### Stored data
########################################

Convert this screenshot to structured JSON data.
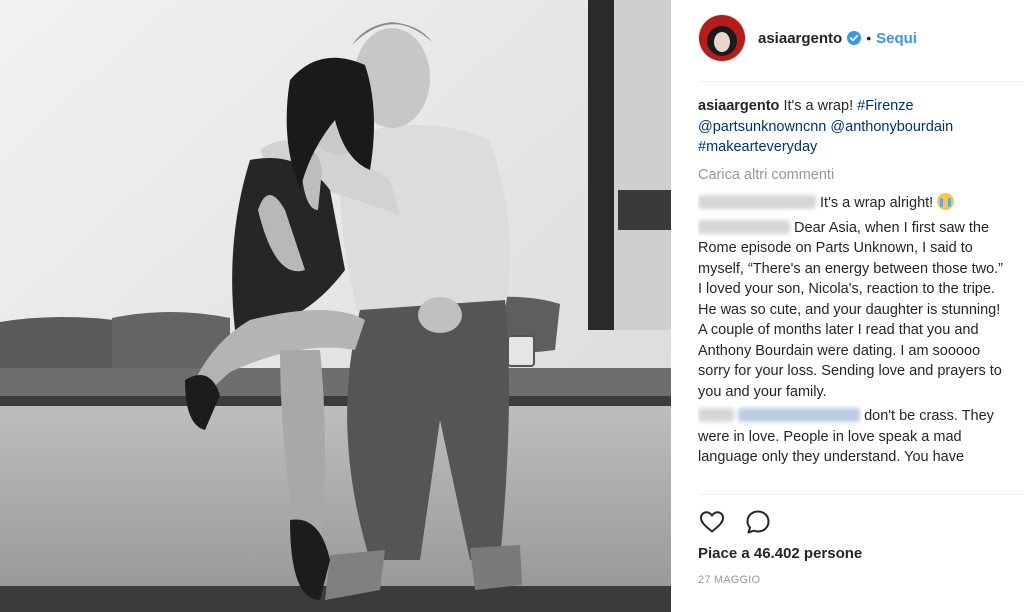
{
  "post": {
    "username": "asiaargento",
    "follow_label": "Sequi",
    "separator": "•",
    "caption": {
      "username": "asiaargento",
      "text": "It's a wrap!",
      "tags": [
        "#Firenze",
        "@partsunknowncnn",
        "@anthonybourdain",
        "#makearteveryday"
      ]
    },
    "load_more_label": "Carica altri commenti",
    "comments": [
      {
        "text": "It's a wrap alright!",
        "emoji": "crying-face-icon"
      },
      {
        "text": "Dear Asia, when I first saw the Rome episode on Parts Unknown, I said to myself, “There's an energy between those two.” I loved your son, Nicola's, reaction to the tripe. He was so cute, and your daughter is stunning! A couple of months later I read that you and Anthony Bourdain were dating. I am sooooo sorry for your loss. Sending love and prayers to you and your family."
      },
      {
        "text": "don't be crass. They were in love. People in love speak a mad language only they understand. You have"
      }
    ],
    "likes_label": "Piace a 46.402 persone",
    "date_label": "27 MAGGIO"
  },
  "icons": {
    "verified": "verified-badge-icon",
    "like": "heart-icon",
    "comment": "comment-bubble-icon"
  },
  "colors": {
    "link": "#3897f0",
    "hashtag": "#003569",
    "muted": "#999999",
    "text": "#262626"
  }
}
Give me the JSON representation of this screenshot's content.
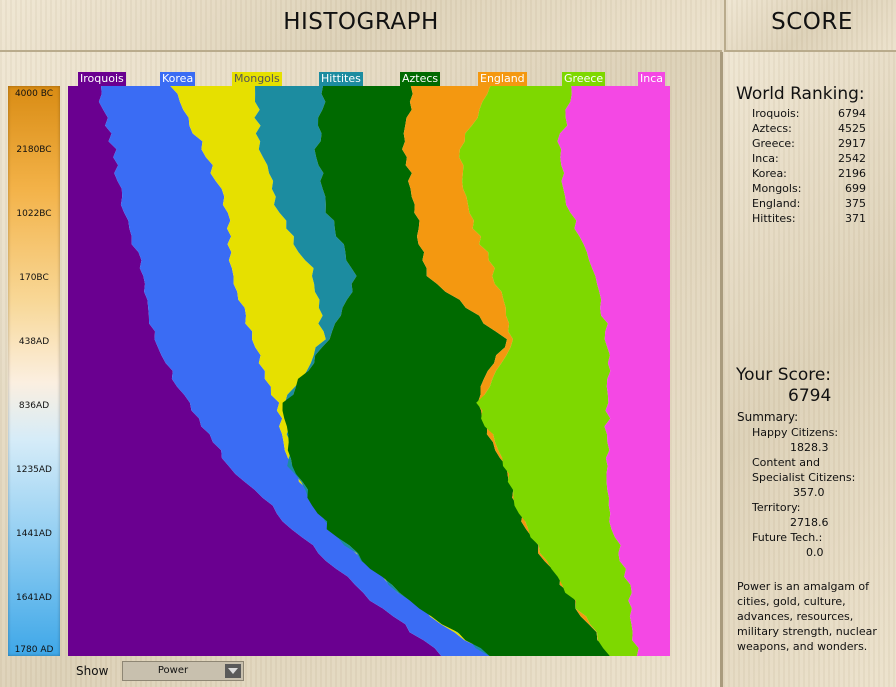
{
  "header": {
    "histograph_title": "HISTOGRAPH",
    "score_title": "SCORE"
  },
  "timeline": [
    "4000 BC",
    "2180BC",
    "1022BC",
    "170BC",
    "438AD",
    "836AD",
    "1235AD",
    "1441AD",
    "1641AD",
    "1780 AD"
  ],
  "civ_legend": [
    {
      "name": "Iroquois",
      "color": "#6a0090"
    },
    {
      "name": "Korea",
      "color": "#3a6cf4"
    },
    {
      "name": "Mongols",
      "color": "#e6e000"
    },
    {
      "name": "Hittites",
      "color": "#1c8ca0"
    },
    {
      "name": "Aztecs",
      "color": "#006a00"
    },
    {
      "name": "England",
      "color": "#f49810"
    },
    {
      "name": "Greece",
      "color": "#7ed800"
    },
    {
      "name": "Inca",
      "color": "#f448e4"
    }
  ],
  "chart_data": {
    "type": "area",
    "stacked": "percent",
    "metric": "Power",
    "x": [
      "4000 BC",
      "2180BC",
      "1022BC",
      "170BC",
      "438AD",
      "836AD",
      "1235AD",
      "1441AD",
      "1641AD",
      "1780 AD"
    ],
    "series": [
      {
        "name": "Iroquois",
        "values": [
          5.0,
          7.5,
          9.5,
          12.5,
          15.5,
          20.0,
          27.0,
          37.5,
          49.0,
          62.0
        ]
      },
      {
        "name": "Korea",
        "values": [
          12.5,
          15.0,
          17.0,
          14.5,
          18.5,
          14.5,
          10.0,
          6.0,
          6.0,
          8.0
        ]
      },
      {
        "name": "Mongols",
        "values": [
          13.5,
          9.5,
          8.5,
          14.0,
          12.5,
          1.5,
          0,
          0,
          0,
          0
        ]
      },
      {
        "name": "Hittites",
        "values": [
          11.5,
          9.5,
          8.0,
          7.0,
          1.0,
          0,
          0,
          0,
          0,
          0
        ]
      },
      {
        "name": "Aztecs",
        "values": [
          14.5,
          14.5,
          14.5,
          12.0,
          32.5,
          31.5,
          35.5,
          32.5,
          28.0,
          20.0
        ]
      },
      {
        "name": "England",
        "values": [
          13.0,
          9.0,
          9.0,
          11.0,
          1.5,
          0.5,
          0,
          0,
          0,
          0
        ]
      },
      {
        "name": "Greece",
        "values": [
          14.0,
          16.5,
          17.0,
          17.0,
          17.0,
          21.5,
          17.0,
          14.5,
          10.5,
          4.5
        ]
      },
      {
        "name": "Inca",
        "values": [
          16.0,
          18.5,
          16.5,
          12.0,
          11.5,
          10.5,
          10.5,
          9.5,
          6.5,
          5.5
        ]
      }
    ]
  },
  "show_control": {
    "label": "Show",
    "value": "Power"
  },
  "ranking": {
    "title": "World Ranking:",
    "rows": [
      {
        "name": "Iroquois:",
        "score": "6794"
      },
      {
        "name": "Aztecs:",
        "score": "4525"
      },
      {
        "name": "Greece:",
        "score": "2917"
      },
      {
        "name": "Inca:",
        "score": "2542"
      },
      {
        "name": "Korea:",
        "score": "2196"
      },
      {
        "name": "Mongols:",
        "score": "699"
      },
      {
        "name": "England:",
        "score": "375"
      },
      {
        "name": "Hittites:",
        "score": "371"
      }
    ]
  },
  "your_score": {
    "title": "Your Score:",
    "value": "6794",
    "summary_label": "Summary:",
    "happy_label": "Happy Citizens:",
    "happy_value": "1828.3",
    "content_label_1": "Content and",
    "content_label_2": "Specialist Citizens:",
    "content_value": "357.0",
    "territory_label": "Territory:",
    "territory_value": "2718.6",
    "future_label": "Future Tech.:",
    "future_value": "0.0"
  },
  "power_note": [
    "Power is an amalgam of",
    "cities, gold, culture,",
    "advances, resources,",
    "military strength, nuclear",
    "weapons, and wonders."
  ]
}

########################################

### Requirements
Every entry must be written out exactly, with all pictures left out.

### Answer to the problem
Convert this screenshot to structured JSON data.
{
  "post": {
    "username": "asiaargento",
    "follow_label": "Sequi",
    "separator": "•",
    "caption": {
      "username": "asiaargento",
      "text": "It's a wrap!",
      "tags": [
        "#Firenze",
        "@partsunknowncnn",
        "@anthonybourdain",
        "#makearteveryday"
      ]
    },
    "load_more_label": "Carica altri commenti",
    "comments": [
      {
        "text": "It's a wrap alright!",
        "emoji": "crying-face-icon"
      },
      {
        "text": "Dear Asia, when I first saw the Rome episode on Parts Unknown, I said to myself, “There's an energy between those two.” I loved your son, Nicola's, reaction to the tripe. He was so cute, and your daughter is stunning! A couple of months later I read that you and Anthony Bourdain were dating. I am sooooo sorry for your loss. Sending love and prayers to you and your family."
      },
      {
        "text": "don't be crass. They were in love. People in love speak a mad language only they understand. You have"
      }
    ],
    "likes_label": "Piace a 46.402 persone",
    "date_label": "27 MAGGIO"
  },
  "icons": {
    "verified": "verified-badge-icon",
    "like": "heart-icon",
    "comment": "comment-bubble-icon"
  },
  "colors": {
    "link": "#3897f0",
    "hashtag": "#003569",
    "muted": "#999999",
    "text": "#262626"
  }
}
Give me the JSON representation of this screenshot's content.
{
  "header": {
    "histograph_title": "HISTOGRAPH",
    "score_title": "SCORE"
  },
  "timeline": [
    "4000 BC",
    "2180BC",
    "1022BC",
    "170BC",
    "438AD",
    "836AD",
    "1235AD",
    "1441AD",
    "1641AD",
    "1780 AD"
  ],
  "civ_legend": [
    {
      "name": "Iroquois",
      "color": "#6a0090"
    },
    {
      "name": "Korea",
      "color": "#3a6cf4"
    },
    {
      "name": "Mongols",
      "color": "#e6e000"
    },
    {
      "name": "Hittites",
      "color": "#1c8ca0"
    },
    {
      "name": "Aztecs",
      "color": "#006a00"
    },
    {
      "name": "England",
      "color": "#f49810"
    },
    {
      "name": "Greece",
      "color": "#7ed800"
    },
    {
      "name": "Inca",
      "color": "#f448e4"
    }
  ],
  "chart_data": {
    "type": "area",
    "stacked": "percent",
    "metric": "Power",
    "x": [
      "4000 BC",
      "2180BC",
      "1022BC",
      "170BC",
      "438AD",
      "836AD",
      "1235AD",
      "1441AD",
      "1641AD",
      "1780 AD"
    ],
    "series": [
      {
        "name": "Iroquois",
        "values": [
          5.0,
          7.5,
          9.5,
          12.5,
          15.5,
          20.0,
          27.0,
          37.5,
          49.0,
          62.0
        ]
      },
      {
        "name": "Korea",
        "values": [
          12.5,
          15.0,
          17.0,
          14.5,
          18.5,
          14.5,
          10.0,
          6.0,
          6.0,
          8.0
        ]
      },
      {
        "name": "Mongols",
        "values": [
          13.5,
          9.5,
          8.5,
          14.0,
          12.5,
          1.5,
          0,
          0,
          0,
          0
        ]
      },
      {
        "name": "Hittites",
        "values": [
          11.5,
          9.5,
          8.0,
          7.0,
          1.0,
          0,
          0,
          0,
          0,
          0
        ]
      },
      {
        "name": "Aztecs",
        "values": [
          14.5,
          14.5,
          14.5,
          12.0,
          32.5,
          31.5,
          35.5,
          32.5,
          28.0,
          20.0
        ]
      },
      {
        "name": "England",
        "values": [
          13.0,
          9.0,
          9.0,
          11.0,
          1.5,
          0.5,
          0,
          0,
          0,
          0
        ]
      },
      {
        "name": "Greece",
        "values": [
          14.0,
          16.5,
          17.0,
          17.0,
          17.0,
          21.5,
          17.0,
          14.5,
          10.5,
          4.5
        ]
      },
      {
        "name": "Inca",
        "values": [
          16.0,
          18.5,
          16.5,
          12.0,
          11.5,
          10.5,
          10.5,
          9.5,
          6.5,
          5.5
        ]
      }
    ]
  },
  "show_control": {
    "label": "Show",
    "value": "Power"
  },
  "ranking": {
    "title": "World Ranking:",
    "rows": [
      {
        "name": "Iroquois:",
        "score": "6794"
      },
      {
        "name": "Aztecs:",
        "score": "4525"
      },
      {
        "name": "Greece:",
        "score": "2917"
      },
      {
        "name": "Inca:",
        "score": "2542"
      },
      {
        "name": "Korea:",
        "score": "2196"
      },
      {
        "name": "Mongols:",
        "score": "699"
      },
      {
        "name": "England:",
        "score": "375"
      },
      {
        "name": "Hittites:",
        "score": "371"
      }
    ]
  },
  "your_score": {
    "title": "Your Score:",
    "value": "6794",
    "summary_label": "Summary:",
    "happy_label": "Happy Citizens:",
    "happy_value": "1828.3",
    "content_label_1": "Content and",
    "content_label_2": "Specialist Citizens:",
    "content_value": "357.0",
    "territory_label": "Territory:",
    "territory_value": "2718.6",
    "future_label": "Future Tech.:",
    "future_value": "0.0"
  },
  "power_note": [
    "Power is an amalgam of",
    "cities, gold, culture,",
    "advances, resources,",
    "military strength, nuclear",
    "weapons, and wonders."
  ]
}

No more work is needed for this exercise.